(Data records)
-.-.-

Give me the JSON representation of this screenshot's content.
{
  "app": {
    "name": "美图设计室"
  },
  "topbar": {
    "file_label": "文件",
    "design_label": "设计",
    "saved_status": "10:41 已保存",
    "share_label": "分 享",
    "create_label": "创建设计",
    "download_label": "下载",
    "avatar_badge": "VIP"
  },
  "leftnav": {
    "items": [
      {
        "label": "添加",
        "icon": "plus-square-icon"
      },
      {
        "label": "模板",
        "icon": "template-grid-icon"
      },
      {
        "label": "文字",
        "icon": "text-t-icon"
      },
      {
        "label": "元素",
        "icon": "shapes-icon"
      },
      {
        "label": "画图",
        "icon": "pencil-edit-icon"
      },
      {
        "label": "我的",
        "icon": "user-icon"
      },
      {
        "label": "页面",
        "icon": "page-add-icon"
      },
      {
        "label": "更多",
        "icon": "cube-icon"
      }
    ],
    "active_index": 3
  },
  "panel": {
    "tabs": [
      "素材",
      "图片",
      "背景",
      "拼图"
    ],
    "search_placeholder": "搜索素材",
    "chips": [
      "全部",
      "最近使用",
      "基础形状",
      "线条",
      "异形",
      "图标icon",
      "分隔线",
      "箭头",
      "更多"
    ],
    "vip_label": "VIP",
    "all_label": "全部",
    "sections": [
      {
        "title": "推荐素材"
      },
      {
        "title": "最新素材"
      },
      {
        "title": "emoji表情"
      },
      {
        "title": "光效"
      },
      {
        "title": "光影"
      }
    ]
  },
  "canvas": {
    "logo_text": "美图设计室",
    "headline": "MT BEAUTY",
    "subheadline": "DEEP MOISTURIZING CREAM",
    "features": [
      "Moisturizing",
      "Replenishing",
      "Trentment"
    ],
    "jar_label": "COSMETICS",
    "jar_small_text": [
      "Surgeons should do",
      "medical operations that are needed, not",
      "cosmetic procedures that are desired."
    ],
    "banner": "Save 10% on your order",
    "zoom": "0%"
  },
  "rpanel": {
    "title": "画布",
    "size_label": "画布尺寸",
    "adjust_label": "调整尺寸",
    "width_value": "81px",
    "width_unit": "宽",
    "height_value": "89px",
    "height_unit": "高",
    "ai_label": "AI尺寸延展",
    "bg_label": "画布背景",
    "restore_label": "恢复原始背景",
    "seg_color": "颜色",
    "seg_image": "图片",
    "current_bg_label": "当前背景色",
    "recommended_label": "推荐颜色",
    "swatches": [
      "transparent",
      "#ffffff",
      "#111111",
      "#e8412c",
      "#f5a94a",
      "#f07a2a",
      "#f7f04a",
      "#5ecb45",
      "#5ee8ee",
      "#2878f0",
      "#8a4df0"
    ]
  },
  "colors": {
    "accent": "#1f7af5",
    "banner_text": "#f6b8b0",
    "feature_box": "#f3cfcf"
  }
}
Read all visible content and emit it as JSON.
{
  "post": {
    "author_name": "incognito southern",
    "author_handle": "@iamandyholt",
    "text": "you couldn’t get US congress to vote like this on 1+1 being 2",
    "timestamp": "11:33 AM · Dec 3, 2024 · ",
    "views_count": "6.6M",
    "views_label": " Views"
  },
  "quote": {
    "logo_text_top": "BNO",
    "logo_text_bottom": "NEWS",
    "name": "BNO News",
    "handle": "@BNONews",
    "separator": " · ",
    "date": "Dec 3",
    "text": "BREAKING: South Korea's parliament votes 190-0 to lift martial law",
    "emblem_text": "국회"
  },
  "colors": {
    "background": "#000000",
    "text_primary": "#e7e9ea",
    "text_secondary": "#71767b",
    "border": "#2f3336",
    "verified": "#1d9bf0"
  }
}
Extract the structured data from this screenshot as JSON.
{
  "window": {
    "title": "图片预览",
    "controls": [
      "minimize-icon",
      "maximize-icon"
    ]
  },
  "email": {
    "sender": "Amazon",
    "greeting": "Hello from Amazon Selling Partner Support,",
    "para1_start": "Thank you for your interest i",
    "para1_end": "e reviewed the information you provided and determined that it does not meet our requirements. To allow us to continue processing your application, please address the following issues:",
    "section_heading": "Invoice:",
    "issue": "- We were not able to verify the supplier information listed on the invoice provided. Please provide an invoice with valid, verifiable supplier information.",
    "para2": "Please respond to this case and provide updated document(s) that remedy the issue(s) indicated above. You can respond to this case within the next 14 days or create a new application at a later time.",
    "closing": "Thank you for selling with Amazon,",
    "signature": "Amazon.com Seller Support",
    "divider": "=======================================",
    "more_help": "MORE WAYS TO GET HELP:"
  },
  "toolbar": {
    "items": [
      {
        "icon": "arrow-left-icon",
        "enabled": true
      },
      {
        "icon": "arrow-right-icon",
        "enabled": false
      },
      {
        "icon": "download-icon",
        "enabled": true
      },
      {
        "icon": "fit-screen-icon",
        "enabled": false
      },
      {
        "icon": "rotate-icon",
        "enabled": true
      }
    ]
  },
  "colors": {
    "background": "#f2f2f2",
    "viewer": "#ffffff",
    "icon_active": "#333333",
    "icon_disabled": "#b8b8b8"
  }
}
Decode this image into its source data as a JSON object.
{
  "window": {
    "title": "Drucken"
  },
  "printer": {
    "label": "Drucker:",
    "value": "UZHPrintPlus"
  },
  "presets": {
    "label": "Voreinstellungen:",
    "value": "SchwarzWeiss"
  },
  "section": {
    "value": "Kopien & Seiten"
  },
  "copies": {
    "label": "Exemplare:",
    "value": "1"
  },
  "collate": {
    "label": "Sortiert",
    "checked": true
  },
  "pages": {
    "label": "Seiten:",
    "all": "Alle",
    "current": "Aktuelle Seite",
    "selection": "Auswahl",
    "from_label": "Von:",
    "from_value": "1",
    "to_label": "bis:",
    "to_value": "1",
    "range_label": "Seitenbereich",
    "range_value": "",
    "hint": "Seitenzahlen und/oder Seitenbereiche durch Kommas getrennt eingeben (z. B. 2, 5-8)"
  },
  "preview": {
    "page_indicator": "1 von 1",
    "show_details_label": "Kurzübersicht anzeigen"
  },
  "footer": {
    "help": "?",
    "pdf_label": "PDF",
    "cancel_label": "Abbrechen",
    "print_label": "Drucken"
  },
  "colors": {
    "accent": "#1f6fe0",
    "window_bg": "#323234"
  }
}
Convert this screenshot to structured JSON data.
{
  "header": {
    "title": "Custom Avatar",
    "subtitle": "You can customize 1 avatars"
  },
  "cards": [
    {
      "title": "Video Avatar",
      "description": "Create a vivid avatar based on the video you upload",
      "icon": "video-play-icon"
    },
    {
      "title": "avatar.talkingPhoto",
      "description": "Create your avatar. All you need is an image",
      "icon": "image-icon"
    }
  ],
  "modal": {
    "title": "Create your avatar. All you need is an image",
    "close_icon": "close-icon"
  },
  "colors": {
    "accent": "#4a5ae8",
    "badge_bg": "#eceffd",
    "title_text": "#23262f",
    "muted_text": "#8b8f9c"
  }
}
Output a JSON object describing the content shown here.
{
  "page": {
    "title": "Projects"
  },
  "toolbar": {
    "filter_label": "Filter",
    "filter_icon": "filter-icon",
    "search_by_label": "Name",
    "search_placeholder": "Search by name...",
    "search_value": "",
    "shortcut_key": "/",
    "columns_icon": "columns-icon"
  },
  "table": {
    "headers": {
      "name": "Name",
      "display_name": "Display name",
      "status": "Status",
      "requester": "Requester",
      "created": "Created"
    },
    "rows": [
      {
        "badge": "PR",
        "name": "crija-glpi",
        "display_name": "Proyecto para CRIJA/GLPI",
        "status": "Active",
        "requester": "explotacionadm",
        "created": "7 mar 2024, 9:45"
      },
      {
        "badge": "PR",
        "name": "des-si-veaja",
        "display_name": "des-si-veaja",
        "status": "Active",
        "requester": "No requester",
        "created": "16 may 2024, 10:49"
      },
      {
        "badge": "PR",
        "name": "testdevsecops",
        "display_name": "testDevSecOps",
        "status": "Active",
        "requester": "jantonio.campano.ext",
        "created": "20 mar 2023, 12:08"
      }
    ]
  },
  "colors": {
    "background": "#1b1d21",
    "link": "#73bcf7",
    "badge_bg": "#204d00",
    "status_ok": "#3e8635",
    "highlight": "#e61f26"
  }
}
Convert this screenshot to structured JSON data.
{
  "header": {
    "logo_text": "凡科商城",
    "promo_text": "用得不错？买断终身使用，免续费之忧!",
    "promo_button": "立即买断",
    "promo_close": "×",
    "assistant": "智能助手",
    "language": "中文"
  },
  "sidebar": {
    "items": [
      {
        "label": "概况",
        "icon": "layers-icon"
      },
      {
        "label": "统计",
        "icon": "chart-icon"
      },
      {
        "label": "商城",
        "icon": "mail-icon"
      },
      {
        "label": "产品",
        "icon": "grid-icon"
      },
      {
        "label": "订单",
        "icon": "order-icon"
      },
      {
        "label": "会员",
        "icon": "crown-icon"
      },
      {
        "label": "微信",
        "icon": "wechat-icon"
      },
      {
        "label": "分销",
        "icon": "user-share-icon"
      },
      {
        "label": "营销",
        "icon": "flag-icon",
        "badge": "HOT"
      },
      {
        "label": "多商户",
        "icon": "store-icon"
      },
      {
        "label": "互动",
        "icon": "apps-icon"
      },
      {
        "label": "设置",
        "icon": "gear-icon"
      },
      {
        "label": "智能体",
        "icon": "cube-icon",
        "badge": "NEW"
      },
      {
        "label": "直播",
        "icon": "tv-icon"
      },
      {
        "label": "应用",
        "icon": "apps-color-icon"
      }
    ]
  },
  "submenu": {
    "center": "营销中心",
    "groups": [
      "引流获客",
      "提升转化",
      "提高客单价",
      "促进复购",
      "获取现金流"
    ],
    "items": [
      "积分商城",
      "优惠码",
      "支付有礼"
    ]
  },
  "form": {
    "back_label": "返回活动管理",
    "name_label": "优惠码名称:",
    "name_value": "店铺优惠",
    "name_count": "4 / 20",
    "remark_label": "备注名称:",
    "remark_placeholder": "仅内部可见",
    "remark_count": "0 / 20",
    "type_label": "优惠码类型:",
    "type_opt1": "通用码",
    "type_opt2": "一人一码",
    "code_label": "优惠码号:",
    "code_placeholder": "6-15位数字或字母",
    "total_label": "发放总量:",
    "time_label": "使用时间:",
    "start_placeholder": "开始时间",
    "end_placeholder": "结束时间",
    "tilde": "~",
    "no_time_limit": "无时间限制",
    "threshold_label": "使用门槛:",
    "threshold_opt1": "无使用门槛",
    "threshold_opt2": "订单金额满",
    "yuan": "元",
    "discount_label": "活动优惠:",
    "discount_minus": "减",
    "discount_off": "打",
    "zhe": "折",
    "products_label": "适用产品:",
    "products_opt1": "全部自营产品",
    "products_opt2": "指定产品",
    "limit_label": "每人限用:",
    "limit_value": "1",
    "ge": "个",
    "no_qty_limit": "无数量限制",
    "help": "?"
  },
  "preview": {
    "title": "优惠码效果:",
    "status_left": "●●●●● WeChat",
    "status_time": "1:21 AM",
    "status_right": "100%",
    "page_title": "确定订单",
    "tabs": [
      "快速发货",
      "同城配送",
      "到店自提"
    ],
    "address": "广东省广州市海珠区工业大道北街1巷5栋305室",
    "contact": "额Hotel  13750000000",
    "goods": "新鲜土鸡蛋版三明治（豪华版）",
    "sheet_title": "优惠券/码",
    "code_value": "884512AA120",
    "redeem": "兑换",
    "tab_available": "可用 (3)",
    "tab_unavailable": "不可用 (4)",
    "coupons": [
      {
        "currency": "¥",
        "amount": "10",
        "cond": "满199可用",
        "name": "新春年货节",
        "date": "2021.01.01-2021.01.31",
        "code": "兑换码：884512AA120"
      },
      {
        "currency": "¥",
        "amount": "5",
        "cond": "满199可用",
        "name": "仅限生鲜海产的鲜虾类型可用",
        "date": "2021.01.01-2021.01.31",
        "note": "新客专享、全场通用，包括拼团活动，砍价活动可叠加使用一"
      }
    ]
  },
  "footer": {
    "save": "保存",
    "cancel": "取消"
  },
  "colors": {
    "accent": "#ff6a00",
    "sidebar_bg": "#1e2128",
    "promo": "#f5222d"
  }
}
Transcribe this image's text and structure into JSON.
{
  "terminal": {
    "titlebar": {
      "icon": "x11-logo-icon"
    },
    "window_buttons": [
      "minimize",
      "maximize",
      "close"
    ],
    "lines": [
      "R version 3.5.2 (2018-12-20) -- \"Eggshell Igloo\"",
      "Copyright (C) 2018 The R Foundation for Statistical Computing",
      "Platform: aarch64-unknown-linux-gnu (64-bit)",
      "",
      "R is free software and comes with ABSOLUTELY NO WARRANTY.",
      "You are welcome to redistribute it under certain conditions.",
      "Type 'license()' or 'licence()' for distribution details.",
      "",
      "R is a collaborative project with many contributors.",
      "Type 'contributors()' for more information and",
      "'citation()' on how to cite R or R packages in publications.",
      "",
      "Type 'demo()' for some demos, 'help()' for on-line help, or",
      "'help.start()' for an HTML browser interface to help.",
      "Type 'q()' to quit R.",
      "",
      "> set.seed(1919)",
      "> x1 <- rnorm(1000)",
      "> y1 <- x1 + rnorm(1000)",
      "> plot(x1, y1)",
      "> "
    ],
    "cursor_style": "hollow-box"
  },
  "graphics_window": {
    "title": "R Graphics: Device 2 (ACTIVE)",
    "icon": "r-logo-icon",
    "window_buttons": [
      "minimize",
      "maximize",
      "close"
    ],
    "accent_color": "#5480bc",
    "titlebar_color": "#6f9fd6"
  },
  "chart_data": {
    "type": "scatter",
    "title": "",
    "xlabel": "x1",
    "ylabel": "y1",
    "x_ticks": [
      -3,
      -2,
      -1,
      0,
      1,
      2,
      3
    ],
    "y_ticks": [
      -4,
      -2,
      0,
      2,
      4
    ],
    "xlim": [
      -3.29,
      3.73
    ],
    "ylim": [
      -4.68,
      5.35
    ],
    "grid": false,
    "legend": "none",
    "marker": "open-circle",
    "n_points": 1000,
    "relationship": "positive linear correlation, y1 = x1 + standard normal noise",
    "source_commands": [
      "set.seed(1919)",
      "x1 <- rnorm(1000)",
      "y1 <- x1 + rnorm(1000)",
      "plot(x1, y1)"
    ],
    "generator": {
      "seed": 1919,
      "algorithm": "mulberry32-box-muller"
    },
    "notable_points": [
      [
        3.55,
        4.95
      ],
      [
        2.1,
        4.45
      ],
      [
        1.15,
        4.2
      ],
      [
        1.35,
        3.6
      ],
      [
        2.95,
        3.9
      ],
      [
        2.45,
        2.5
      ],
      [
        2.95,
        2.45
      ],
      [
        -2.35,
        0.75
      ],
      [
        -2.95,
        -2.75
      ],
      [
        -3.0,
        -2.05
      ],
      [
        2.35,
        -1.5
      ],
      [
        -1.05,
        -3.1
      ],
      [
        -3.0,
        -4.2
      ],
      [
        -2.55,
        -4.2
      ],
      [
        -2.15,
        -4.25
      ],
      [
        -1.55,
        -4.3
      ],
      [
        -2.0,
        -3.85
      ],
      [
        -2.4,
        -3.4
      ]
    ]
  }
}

-.-.-

(SET EXERCISE) Gather from the entries above all lines that include the string "into".

(IN RESPONSE)
Decode this image into its source data as a JSON object.
Transcribe this image's text and structure into JSON.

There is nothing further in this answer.